◆ **What to do**
Extract, from the listing that follows, each line containing the word "this".

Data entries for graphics
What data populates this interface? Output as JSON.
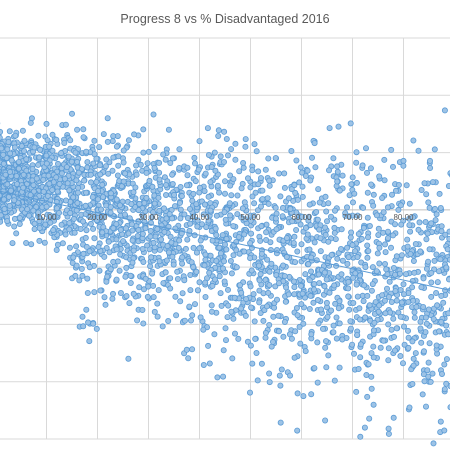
{
  "chart_data": {
    "type": "scatter",
    "title": "Progress  8  vs  %  Disadvantaged  2016",
    "xlabel": "",
    "ylabel": "",
    "xlim": [
      -5,
      95
    ],
    "ylim": [
      -2.0,
      1.5
    ],
    "x_ticks": [
      10,
      20,
      30,
      40,
      50,
      60,
      70,
      80
    ],
    "x_tick_labels": [
      "10.00",
      "20.00",
      "30.00",
      "40.00",
      "50.00",
      "60.00",
      "70.00",
      "80.00"
    ],
    "y_gridlines": [
      1.5,
      1.0,
      0.5,
      -0.5,
      -1.0,
      -1.5,
      -2.0
    ],
    "grid": true,
    "legend": "none",
    "marker_color": "#5b9bd5",
    "marker_fill": "#9dc3e6",
    "trendline": {
      "type": "linear",
      "x": [
        -5,
        95
      ],
      "y": [
        0.22,
        -0.76
      ]
    },
    "series": [
      {
        "values_generated": "dense cloud of approximately 3000 school points",
        "x": [
          3,
          5,
          8,
          11,
          14,
          17,
          20,
          23,
          26,
          29,
          32,
          35,
          38,
          41,
          44,
          47,
          50,
          53,
          56,
          59,
          62,
          65,
          68,
          71,
          74,
          77,
          80,
          83,
          86,
          89,
          92,
          94,
          6,
          9,
          12,
          15,
          18,
          21,
          24,
          27,
          30,
          33,
          36,
          39,
          42,
          45,
          48,
          51,
          54,
          57,
          60,
          63,
          66,
          69,
          72,
          75,
          78,
          81,
          84,
          87,
          90,
          4,
          7,
          10,
          13,
          16,
          19,
          22,
          25,
          28,
          31,
          34,
          37,
          40,
          43,
          46,
          49,
          52,
          55,
          58,
          61,
          64,
          67,
          70,
          73,
          76,
          79,
          82,
          85,
          88,
          91,
          7,
          17,
          27,
          37,
          47,
          57,
          67,
          77,
          87,
          12,
          22,
          32,
          42,
          52,
          62,
          72,
          82,
          92,
          15,
          25,
          35,
          45,
          55,
          65,
          75,
          85,
          18,
          28,
          38,
          48,
          58,
          68,
          78,
          88,
          20,
          30,
          40,
          50,
          60,
          70,
          80,
          90,
          24,
          34,
          44,
          54,
          64,
          74,
          84,
          94
        ],
        "y": [
          0.45,
          0.3,
          0.55,
          0.2,
          0.4,
          0.35,
          0.1,
          0.6,
          0.25,
          0.5,
          0.05,
          0.45,
          0.15,
          0.3,
          0.4,
          0.05,
          -0.05,
          0.35,
          -0.15,
          0.1,
          -0.25,
          -0.1,
          -0.35,
          -0.05,
          -0.5,
          -0.2,
          -0.65,
          -0.3,
          -0.9,
          -0.6,
          -1.0,
          -0.75,
          0.1,
          0.0,
          0.25,
          -0.1,
          0.15,
          -0.05,
          0.3,
          0.0,
          0.2,
          -0.15,
          0.35,
          0.05,
          -0.05,
          0.25,
          -0.25,
          0.15,
          -0.35,
          0.0,
          -0.45,
          -0.15,
          -0.6,
          -0.4,
          -0.75,
          -0.55,
          -0.95,
          -0.7,
          -1.1,
          -0.85,
          -1.25,
          0.65,
          0.6,
          0.75,
          0.5,
          0.7,
          0.55,
          0.8,
          0.45,
          0.65,
          0.4,
          0.7,
          0.35,
          0.6,
          0.5,
          0.3,
          0.55,
          0.25,
          0.45,
          0.2,
          0.35,
          0.1,
          0.3,
          -0.05,
          0.15,
          -0.2,
          0.0,
          -0.4,
          -0.15,
          -0.55,
          -0.35,
          -0.3,
          -0.45,
          -0.25,
          -0.6,
          -0.5,
          -0.8,
          -0.65,
          -1.0,
          -1.2,
          -0.35,
          -0.55,
          -0.7,
          -0.4,
          -0.9,
          -0.75,
          -1.15,
          -1.3,
          -1.45,
          -0.2,
          -0.4,
          -0.3,
          -0.65,
          -0.55,
          -0.85,
          -1.05,
          -1.5,
          -0.6,
          -0.75,
          -0.85,
          -0.7,
          -1.05,
          -1.1,
          -1.25,
          -1.35,
          -0.1,
          -0.25,
          -0.15,
          -0.4,
          -0.3,
          -0.55,
          -0.8,
          -0.95,
          -0.45,
          -0.6,
          -0.5,
          -0.75,
          -0.9,
          -1.0,
          -1.4,
          -1.6
        ]
      }
    ]
  }
}
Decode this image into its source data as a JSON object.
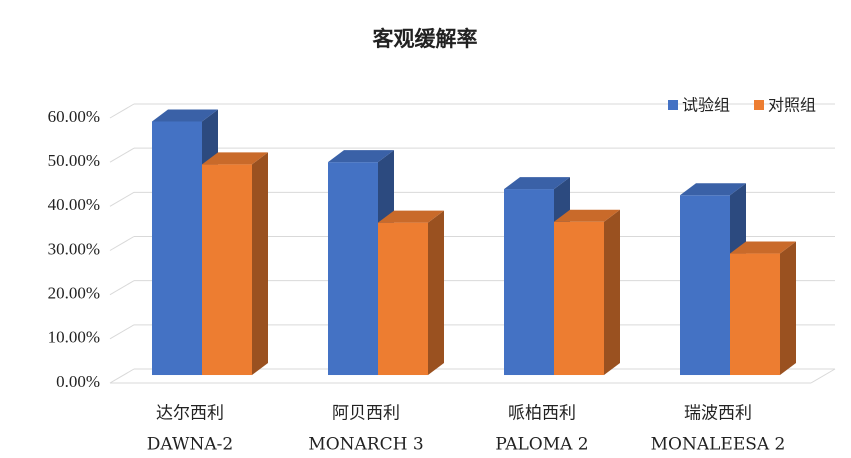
{
  "chart_data": {
    "type": "bar3d",
    "title": "客观缓解率",
    "categories": [
      [
        "达尔西利",
        "DAWNA-2"
      ],
      [
        "阿贝西利",
        "MONARCH 3"
      ],
      [
        "哌柏西利",
        "PALOMA 2"
      ],
      [
        "瑞波西利",
        "MONALEESA 2"
      ]
    ],
    "series": [
      {
        "name": "试验组",
        "color": "#4472c4",
        "values": [
          57.4,
          48.2,
          42.1,
          40.7
        ]
      },
      {
        "name": "对照组",
        "color": "#ed7d31",
        "values": [
          47.7,
          34.5,
          34.7,
          27.5
        ]
      }
    ],
    "ylim": [
      0,
      60
    ],
    "yticks": [
      {
        "value": 0,
        "label": "0.00%"
      },
      {
        "value": 10,
        "label": "10.00%"
      },
      {
        "value": 20,
        "label": "20.00%"
      },
      {
        "value": 30,
        "label": "30.00%"
      },
      {
        "value": 40,
        "label": "40.00%"
      },
      {
        "value": 50,
        "label": "50.00%"
      },
      {
        "value": 60,
        "label": "60.00%"
      }
    ],
    "grid": true,
    "legend": "top-right"
  }
}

◆ **Written response**
What data populates this interface? Output as JSON.
Decode this image into its source data as a JSON object.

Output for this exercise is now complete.